PROBLEM:
Where a line of the material contains the string "Debt", copy that line.

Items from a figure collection
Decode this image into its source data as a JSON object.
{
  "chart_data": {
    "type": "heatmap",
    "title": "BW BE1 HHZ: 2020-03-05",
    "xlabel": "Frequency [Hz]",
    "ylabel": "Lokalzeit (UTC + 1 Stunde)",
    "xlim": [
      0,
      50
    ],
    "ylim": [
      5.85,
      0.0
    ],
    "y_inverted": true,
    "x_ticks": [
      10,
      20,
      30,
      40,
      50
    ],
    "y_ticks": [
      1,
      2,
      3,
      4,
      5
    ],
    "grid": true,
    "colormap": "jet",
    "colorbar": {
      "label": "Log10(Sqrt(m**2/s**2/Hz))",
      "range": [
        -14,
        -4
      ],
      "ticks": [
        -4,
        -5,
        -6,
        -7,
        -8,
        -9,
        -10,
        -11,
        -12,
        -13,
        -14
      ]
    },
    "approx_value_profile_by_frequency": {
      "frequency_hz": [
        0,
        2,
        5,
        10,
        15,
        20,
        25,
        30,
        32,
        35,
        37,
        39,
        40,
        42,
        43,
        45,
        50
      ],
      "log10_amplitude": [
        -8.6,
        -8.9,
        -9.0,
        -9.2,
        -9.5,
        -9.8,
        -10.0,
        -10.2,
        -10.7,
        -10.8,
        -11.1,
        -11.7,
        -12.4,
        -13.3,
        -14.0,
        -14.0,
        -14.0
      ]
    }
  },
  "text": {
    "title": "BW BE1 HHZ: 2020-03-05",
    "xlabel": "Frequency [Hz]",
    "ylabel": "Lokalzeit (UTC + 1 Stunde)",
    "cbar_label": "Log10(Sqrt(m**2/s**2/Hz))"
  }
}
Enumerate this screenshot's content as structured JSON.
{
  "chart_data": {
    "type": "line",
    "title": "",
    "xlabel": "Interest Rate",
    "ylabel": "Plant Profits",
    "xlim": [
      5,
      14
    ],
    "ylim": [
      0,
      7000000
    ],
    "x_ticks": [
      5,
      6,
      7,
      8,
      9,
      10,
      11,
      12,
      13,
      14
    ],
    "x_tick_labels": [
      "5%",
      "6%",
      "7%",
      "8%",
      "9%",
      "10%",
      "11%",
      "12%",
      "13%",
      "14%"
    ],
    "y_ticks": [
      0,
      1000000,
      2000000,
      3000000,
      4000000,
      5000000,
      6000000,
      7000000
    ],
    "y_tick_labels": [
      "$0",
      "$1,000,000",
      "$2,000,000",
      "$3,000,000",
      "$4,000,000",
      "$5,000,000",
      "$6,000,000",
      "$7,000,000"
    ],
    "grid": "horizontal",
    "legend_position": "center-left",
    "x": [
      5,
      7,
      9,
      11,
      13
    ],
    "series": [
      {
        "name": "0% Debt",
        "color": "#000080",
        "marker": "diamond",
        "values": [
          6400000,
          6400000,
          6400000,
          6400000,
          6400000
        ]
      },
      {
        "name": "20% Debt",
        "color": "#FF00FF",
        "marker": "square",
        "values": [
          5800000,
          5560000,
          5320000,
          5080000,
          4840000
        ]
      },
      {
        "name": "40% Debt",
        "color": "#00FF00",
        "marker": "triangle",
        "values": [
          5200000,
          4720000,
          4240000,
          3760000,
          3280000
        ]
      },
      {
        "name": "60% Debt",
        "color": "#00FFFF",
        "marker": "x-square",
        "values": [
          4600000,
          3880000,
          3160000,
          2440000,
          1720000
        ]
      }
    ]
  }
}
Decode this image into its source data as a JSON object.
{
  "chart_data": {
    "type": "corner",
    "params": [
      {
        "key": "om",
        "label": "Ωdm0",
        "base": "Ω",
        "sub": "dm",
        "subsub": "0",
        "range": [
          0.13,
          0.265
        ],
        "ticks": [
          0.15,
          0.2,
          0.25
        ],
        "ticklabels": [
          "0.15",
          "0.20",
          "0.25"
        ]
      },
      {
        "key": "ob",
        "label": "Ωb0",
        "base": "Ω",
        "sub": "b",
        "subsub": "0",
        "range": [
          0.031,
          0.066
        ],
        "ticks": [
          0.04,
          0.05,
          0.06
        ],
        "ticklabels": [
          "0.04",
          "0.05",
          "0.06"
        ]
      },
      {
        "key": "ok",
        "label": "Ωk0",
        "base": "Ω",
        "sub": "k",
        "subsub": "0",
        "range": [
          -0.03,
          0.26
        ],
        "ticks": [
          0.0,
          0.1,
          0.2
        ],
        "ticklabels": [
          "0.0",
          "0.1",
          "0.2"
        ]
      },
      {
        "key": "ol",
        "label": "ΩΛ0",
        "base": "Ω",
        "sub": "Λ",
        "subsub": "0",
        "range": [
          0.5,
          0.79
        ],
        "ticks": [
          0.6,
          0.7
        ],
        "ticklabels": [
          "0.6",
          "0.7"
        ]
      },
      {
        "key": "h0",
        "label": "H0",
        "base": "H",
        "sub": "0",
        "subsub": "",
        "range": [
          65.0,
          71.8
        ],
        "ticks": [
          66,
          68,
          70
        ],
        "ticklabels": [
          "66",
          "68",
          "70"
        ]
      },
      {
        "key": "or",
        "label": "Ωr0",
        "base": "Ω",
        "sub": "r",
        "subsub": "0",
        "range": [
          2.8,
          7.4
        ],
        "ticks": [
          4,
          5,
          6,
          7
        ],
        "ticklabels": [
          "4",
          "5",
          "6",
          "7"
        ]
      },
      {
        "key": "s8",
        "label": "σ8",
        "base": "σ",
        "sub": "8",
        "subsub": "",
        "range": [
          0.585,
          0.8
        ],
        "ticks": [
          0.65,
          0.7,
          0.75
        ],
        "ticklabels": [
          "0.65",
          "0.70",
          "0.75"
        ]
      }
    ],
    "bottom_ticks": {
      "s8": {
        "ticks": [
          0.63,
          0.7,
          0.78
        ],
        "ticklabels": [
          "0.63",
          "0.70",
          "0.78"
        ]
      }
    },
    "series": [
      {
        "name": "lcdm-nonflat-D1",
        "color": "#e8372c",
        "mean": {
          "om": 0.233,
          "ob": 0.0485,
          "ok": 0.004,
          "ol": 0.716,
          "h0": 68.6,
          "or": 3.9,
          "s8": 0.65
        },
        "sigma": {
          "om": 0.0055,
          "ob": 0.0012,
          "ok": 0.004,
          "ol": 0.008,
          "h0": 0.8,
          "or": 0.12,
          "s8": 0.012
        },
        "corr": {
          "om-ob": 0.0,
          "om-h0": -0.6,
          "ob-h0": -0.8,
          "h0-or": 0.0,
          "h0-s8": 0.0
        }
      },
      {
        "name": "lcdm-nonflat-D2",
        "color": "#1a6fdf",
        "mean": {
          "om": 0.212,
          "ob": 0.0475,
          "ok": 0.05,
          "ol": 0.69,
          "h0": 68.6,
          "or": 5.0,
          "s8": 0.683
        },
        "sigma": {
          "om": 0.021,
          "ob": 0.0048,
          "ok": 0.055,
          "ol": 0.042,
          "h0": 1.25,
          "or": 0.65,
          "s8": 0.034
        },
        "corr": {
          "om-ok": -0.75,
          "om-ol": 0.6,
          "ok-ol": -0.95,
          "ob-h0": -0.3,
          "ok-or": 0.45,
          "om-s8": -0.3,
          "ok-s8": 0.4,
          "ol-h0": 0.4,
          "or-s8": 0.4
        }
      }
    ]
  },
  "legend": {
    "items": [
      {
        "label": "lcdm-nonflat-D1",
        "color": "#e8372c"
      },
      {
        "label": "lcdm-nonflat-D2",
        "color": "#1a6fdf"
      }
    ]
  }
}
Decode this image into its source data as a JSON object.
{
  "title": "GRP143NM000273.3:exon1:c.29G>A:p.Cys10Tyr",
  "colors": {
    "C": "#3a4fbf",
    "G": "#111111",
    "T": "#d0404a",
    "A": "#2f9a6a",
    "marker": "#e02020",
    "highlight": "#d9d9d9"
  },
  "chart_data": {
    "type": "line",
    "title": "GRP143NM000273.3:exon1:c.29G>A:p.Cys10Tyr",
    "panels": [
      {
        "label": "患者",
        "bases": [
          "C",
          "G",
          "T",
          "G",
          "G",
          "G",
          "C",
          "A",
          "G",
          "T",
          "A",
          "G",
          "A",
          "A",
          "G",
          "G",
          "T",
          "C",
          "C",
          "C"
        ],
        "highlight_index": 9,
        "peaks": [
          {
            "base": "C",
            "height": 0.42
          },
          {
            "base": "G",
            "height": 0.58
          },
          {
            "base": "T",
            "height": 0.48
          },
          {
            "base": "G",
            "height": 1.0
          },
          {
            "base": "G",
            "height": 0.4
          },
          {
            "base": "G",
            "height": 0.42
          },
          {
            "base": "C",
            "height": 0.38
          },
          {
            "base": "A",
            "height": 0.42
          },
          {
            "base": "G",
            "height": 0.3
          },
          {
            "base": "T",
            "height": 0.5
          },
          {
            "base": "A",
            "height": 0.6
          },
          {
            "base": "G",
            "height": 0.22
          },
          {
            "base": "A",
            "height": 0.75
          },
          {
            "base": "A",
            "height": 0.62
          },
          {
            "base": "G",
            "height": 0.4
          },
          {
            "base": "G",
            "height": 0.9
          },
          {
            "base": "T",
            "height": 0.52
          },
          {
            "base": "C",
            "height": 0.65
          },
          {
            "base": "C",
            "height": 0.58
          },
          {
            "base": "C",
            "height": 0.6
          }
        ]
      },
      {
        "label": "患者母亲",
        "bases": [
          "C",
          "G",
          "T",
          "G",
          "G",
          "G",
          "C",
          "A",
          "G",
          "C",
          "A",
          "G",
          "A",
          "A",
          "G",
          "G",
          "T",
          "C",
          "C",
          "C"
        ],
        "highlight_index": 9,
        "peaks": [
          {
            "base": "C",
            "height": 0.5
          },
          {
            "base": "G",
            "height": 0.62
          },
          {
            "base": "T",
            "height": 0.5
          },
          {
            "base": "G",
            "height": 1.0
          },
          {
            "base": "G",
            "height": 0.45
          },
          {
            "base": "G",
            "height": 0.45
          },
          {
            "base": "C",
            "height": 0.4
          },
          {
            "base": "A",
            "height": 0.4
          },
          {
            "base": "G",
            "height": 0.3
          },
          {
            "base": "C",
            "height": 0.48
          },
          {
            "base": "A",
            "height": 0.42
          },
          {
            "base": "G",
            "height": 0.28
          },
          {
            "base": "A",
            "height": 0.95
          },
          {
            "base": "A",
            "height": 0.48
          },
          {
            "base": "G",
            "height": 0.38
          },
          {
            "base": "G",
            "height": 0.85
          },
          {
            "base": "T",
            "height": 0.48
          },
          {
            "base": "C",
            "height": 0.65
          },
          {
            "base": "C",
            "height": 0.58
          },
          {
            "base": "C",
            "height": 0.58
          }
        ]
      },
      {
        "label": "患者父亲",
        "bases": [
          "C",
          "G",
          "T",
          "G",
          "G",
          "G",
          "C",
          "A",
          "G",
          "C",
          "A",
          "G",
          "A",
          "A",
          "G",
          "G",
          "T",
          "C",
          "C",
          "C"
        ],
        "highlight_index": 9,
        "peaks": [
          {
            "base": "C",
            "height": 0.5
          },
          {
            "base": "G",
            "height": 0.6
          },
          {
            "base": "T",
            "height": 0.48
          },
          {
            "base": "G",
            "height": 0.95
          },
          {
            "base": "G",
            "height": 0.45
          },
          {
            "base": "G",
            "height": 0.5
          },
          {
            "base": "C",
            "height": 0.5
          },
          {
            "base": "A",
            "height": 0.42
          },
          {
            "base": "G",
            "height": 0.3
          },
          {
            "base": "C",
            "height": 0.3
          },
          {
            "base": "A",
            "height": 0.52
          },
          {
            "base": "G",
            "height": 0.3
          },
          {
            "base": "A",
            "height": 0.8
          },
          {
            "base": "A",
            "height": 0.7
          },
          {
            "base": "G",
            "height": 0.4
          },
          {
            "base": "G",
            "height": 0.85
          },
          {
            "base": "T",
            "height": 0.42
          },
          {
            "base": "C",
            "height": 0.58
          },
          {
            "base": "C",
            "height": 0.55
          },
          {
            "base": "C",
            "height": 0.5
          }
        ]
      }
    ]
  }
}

FULL RESPONSE:
        "name": "0% Debt",
        "name": "20% Debt",
        "name": "40% Debt",
        "name": "60% Debt",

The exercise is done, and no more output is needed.